**Task to carry out**
Search the data for the word "fraction" and copy every line where it occurs.
::::::::::
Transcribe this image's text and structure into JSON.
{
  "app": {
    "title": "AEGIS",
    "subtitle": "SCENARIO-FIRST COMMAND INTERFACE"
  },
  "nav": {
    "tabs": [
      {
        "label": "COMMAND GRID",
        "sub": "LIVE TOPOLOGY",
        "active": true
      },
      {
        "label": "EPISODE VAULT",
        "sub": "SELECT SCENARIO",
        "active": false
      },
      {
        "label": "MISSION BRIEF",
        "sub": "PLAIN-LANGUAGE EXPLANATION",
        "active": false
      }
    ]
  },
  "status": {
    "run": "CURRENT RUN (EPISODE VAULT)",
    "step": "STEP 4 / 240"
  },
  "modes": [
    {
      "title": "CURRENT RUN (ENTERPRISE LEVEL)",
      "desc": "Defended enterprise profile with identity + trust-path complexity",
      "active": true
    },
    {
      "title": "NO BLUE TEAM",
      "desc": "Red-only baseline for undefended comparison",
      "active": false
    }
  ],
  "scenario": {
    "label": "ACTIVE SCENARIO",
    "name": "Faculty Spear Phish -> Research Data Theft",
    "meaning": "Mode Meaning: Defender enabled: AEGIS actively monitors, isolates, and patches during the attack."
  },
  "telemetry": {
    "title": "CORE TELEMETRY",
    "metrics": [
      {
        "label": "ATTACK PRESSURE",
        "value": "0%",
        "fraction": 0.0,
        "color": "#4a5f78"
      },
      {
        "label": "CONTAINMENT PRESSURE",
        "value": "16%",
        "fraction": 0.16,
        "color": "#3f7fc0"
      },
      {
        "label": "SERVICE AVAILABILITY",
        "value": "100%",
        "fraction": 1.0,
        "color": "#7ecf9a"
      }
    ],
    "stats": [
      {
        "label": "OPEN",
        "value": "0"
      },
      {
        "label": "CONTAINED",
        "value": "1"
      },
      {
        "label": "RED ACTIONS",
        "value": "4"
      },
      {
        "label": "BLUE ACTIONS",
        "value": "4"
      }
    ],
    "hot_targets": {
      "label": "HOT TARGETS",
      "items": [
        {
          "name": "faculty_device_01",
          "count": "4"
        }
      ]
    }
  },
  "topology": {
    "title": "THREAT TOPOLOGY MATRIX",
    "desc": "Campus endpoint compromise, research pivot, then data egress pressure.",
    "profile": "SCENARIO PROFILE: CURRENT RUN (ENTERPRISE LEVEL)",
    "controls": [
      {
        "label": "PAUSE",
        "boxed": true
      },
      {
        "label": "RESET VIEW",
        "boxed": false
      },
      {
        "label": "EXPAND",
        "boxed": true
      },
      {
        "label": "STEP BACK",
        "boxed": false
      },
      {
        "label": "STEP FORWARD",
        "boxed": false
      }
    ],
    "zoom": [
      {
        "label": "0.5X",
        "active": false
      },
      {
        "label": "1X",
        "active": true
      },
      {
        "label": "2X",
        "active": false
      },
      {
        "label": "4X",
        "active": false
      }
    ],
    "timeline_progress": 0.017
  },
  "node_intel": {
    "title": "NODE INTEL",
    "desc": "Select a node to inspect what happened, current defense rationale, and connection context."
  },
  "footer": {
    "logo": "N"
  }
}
::::::::::
**Solution to this problem**
        "fraction": 0.0,
        "fraction": 0.16,
        "fraction": 1.0,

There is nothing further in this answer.